## BEGIN Provided information

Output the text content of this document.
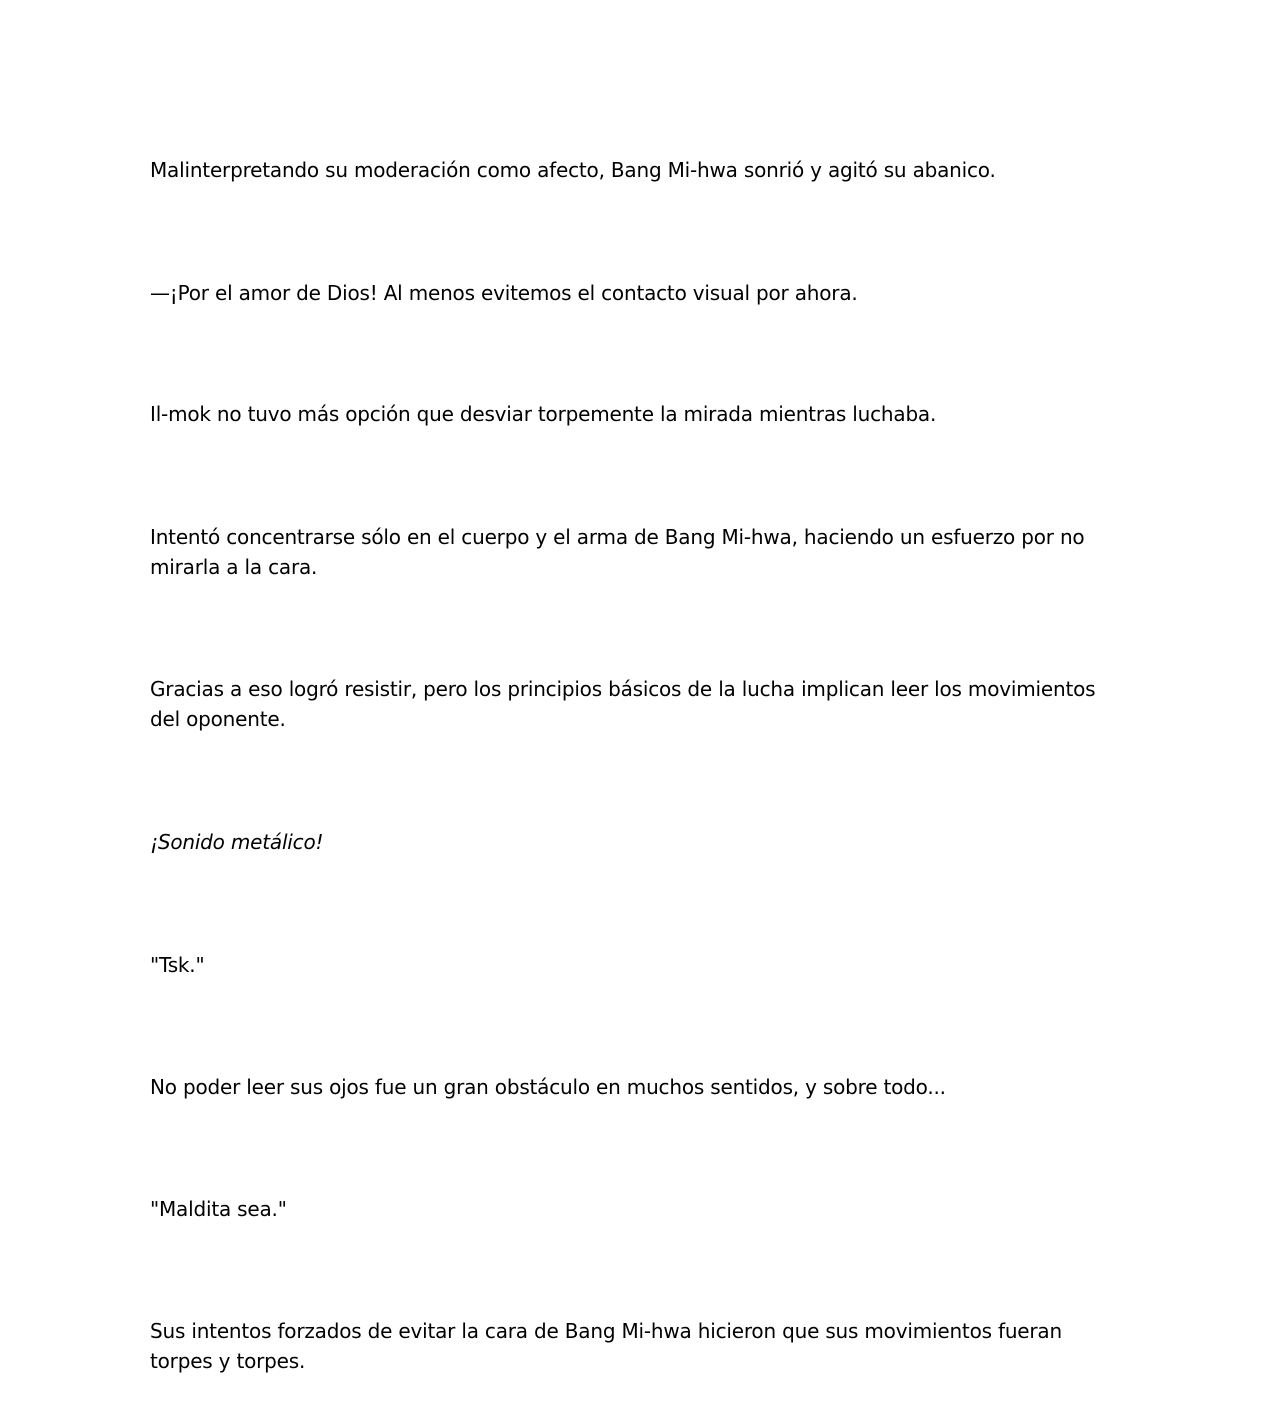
Malinterpretando su moderación como afecto, Bang Mi-hwa sonrió y agitó su abanico.

—¡Por el amor de Dios! Al menos evitemos el contacto visual por ahora.

Il-mok no tuvo más opción que desviar torpemente la mirada mientras luchaba.

Intentó concentrarse sólo en el cuerpo y el arma de Bang Mi-hwa, haciendo un esfuerzo por no mirarla a la cara.

Gracias a eso logró resistir, pero los principios básicos de la lucha implican leer los movimientos del oponente.

¡Sonido metálico!

"Tsk."

No poder leer sus ojos fue un gran obstáculo en muchos sentidos, y sobre todo...

"Maldita sea."

Sus intentos forzados de evitar la cara de Bang Mi-hwa hicieron que sus movimientos fueran torpes y torpes.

## END Provided information

Exercise aim » Your task is to copy the entries in full and exactly, without any images.

Worked solution »
Output the text content of this document.
Malinterpretando su moderación como afecto, Bang Mi-hwa sonrió y agitó su abanico.

—¡Por el amor de Dios! Al menos evitemos el contacto visual por ahora.

Il-mok no tuvo más opción que desviar torpemente la mirada mientras luchaba.

Intentó concentrarse sólo en el cuerpo y el arma de Bang Mi-hwa, haciendo un esfuerzo por no mirarla a la cara.

Gracias a eso logró resistir, pero los principios básicos de la lucha implican leer los movimientos del oponente.

¡Sonido metálico!

"Tsk."

No poder leer sus ojos fue un gran obstáculo en muchos sentidos, y sobre todo...

"Maldita sea."

Sus intentos forzados de evitar la cara de Bang Mi-hwa hicieron que sus movimientos fueran torpes y torpes.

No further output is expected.